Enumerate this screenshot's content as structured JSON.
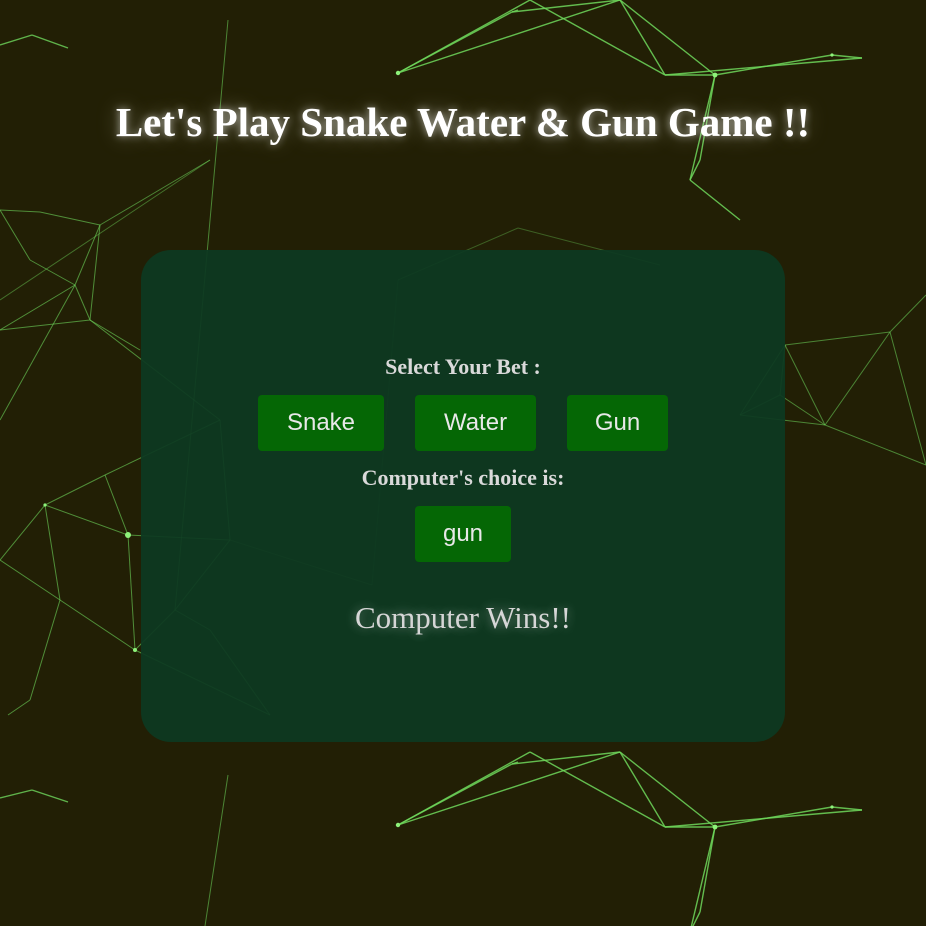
{
  "page": {
    "title": "Let's Play Snake Water & Gun Game !!"
  },
  "game": {
    "select_label": "Select Your Bet :",
    "options": [
      "Snake",
      "Water",
      "Gun"
    ],
    "computer_label": "Computer's choice is:",
    "computer_choice": "gun",
    "result": "Computer Wins!!"
  },
  "colors": {
    "background": "#221f05",
    "panel": "#0d3921",
    "button": "#056705",
    "network_lines": "#6fd85c",
    "title_text": "#ffffff"
  }
}
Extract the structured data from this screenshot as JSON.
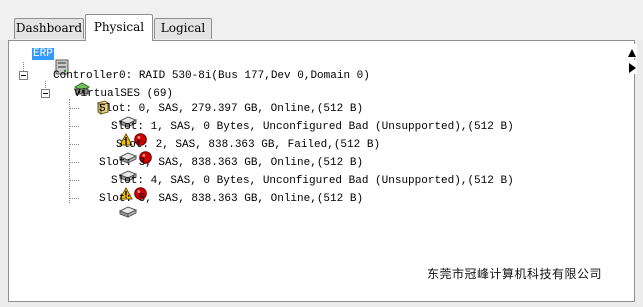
{
  "tabs": [
    {
      "label": "Dashboard"
    },
    {
      "label": "Physical"
    },
    {
      "label": "Logical"
    }
  ],
  "active_tab": "Physical",
  "tree": {
    "root": {
      "label": "ERP",
      "icon": "server-icon"
    },
    "controller": {
      "label": "Controller0: RAID 530-8i(Bus 177,Dev 0,Domain 0)",
      "icon": "controller-icon"
    },
    "enclosure": {
      "label": "VirtualSES (69)",
      "icon": "enclosure-icon"
    },
    "drives": [
      {
        "label": "Slot: 0, SAS, 279.397 GB, Online,(512 B)",
        "status": "ok"
      },
      {
        "label": "Slot: 1, SAS, 0 Bytes, Unconfigured Bad (Unsupported),(512 B)",
        "status": "bad"
      },
      {
        "label": "Slot: 2, SAS, 838.363 GB, Failed,(512 B)",
        "status": "failed"
      },
      {
        "label": "Slot: 3, SAS, 838.363 GB, Online,(512 B)",
        "status": "ok"
      },
      {
        "label": "Slot: 4, SAS, 0 Bytes, Unconfigured Bad (Unsupported),(512 B)",
        "status": "bad"
      },
      {
        "label": "Slot: 5, SAS, 838.363 GB, Online,(512 B)",
        "status": "ok"
      }
    ]
  },
  "watermark": "东莞市冠峰计算机科技有限公司",
  "colors": {
    "selection": "#3399ff",
    "error": "#cc0000",
    "warning": "#f2c200"
  }
}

#### [Aim]
Of the lines above, copy each that contains "this".

#### [Exercise answer]
Enumerate this screenshot's content as structured JSON.
Extract the structured data from this screenshot as JSON.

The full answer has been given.